> _What is asked_
Reproduce all records exactly.

[Dataset entries on figures]
»»
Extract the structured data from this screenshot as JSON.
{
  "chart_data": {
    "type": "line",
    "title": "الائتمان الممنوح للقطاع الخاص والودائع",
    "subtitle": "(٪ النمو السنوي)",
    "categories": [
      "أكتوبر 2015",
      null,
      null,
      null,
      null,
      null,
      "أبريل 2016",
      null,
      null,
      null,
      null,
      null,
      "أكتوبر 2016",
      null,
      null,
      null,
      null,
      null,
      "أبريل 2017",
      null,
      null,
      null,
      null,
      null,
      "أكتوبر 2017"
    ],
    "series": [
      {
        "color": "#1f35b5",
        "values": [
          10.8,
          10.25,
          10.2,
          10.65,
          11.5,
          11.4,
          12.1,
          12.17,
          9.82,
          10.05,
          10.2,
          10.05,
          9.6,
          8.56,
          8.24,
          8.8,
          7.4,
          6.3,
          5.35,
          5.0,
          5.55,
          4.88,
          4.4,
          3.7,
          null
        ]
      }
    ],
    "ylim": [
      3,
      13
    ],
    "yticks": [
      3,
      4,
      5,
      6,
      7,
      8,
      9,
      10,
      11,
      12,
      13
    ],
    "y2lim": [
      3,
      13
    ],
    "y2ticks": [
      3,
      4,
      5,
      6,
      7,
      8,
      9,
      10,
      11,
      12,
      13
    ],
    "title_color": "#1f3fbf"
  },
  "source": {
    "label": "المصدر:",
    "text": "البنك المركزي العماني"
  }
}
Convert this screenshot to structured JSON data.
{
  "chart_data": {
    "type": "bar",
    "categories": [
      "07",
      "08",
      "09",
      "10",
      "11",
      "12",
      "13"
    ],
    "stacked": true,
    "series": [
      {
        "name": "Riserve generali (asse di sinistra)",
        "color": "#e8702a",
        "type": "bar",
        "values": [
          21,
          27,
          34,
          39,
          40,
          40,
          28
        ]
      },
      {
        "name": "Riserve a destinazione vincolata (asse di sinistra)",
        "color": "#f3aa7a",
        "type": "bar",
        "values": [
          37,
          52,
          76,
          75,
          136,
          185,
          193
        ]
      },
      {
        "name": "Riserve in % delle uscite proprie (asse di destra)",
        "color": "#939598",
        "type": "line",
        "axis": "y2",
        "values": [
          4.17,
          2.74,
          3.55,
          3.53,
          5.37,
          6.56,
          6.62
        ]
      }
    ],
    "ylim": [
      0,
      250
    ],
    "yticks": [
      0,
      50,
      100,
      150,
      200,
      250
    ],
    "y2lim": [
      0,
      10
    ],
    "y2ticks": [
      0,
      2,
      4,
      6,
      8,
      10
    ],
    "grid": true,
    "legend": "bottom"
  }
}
««
> _Solved exercise_
Extract the structured data from this screenshot as JSON.
{
  "chart_data": {
    "type": "line",
    "title": "الائتمان الممنوح للقطاع الخاص والودائع",
    "subtitle": "(٪ النمو السنوي)",
    "categories": [
      "أكتوبر 2015",
      null,
      null,
      null,
      null,
      null,
      "أبريل 2016",
      null,
      null,
      null,
      null,
      null,
      "أكتوبر 2016",
      null,
      null,
      null,
      null,
      null,
      "أبريل 2017",
      null,
      null,
      null,
      null,
      null,
      "أكتوبر 2017"
    ],
    "series": [
      {
        "color": "#1f35b5",
        "values": [
          10.8,
          10.25,
          10.2,
          10.65,
          11.5,
          11.4,
          12.1,
          12.17,
          9.82,
          10.05,
          10.2,
          10.05,
          9.6,
          8.56,
          8.24,
          8.8,
          7.4,
          6.3,
          5.35,
          5.0,
          5.55,
          4.88,
          4.4,
          3.7,
          null
        ]
      }
    ],
    "ylim": [
      3,
      13
    ],
    "yticks": [
      3,
      4,
      5,
      6,
      7,
      8,
      9,
      10,
      11,
      12,
      13
    ],
    "y2lim": [
      3,
      13
    ],
    "y2ticks": [
      3,
      4,
      5,
      6,
      7,
      8,
      9,
      10,
      11,
      12,
      13
    ],
    "title_color": "#1f3fbf"
  },
  "source": {
    "label": "المصدر:",
    "text": "البنك المركزي العماني"
  }
}
Convert this screenshot to structured JSON data.
{
  "chart_data": {
    "type": "bar",
    "categories": [
      "07",
      "08",
      "09",
      "10",
      "11",
      "12",
      "13"
    ],
    "stacked": true,
    "series": [
      {
        "name": "Riserve generali (asse di sinistra)",
        "color": "#e8702a",
        "type": "bar",
        "values": [
          21,
          27,
          34,
          39,
          40,
          40,
          28
        ]
      },
      {
        "name": "Riserve a destinazione vincolata (asse di sinistra)",
        "color": "#f3aa7a",
        "type": "bar",
        "values": [
          37,
          52,
          76,
          75,
          136,
          185,
          193
        ]
      },
      {
        "name": "Riserve in % delle uscite proprie (asse di destra)",
        "color": "#939598",
        "type": "line",
        "axis": "y2",
        "values": [
          4.17,
          2.74,
          3.55,
          3.53,
          5.37,
          6.56,
          6.62
        ]
      }
    ],
    "ylim": [
      0,
      250
    ],
    "yticks": [
      0,
      50,
      100,
      150,
      200,
      250
    ],
    "y2lim": [
      0,
      10
    ],
    "y2ticks": [
      0,
      2,
      4,
      6,
      8,
      10
    ],
    "grid": true,
    "legend": "bottom"
  }
}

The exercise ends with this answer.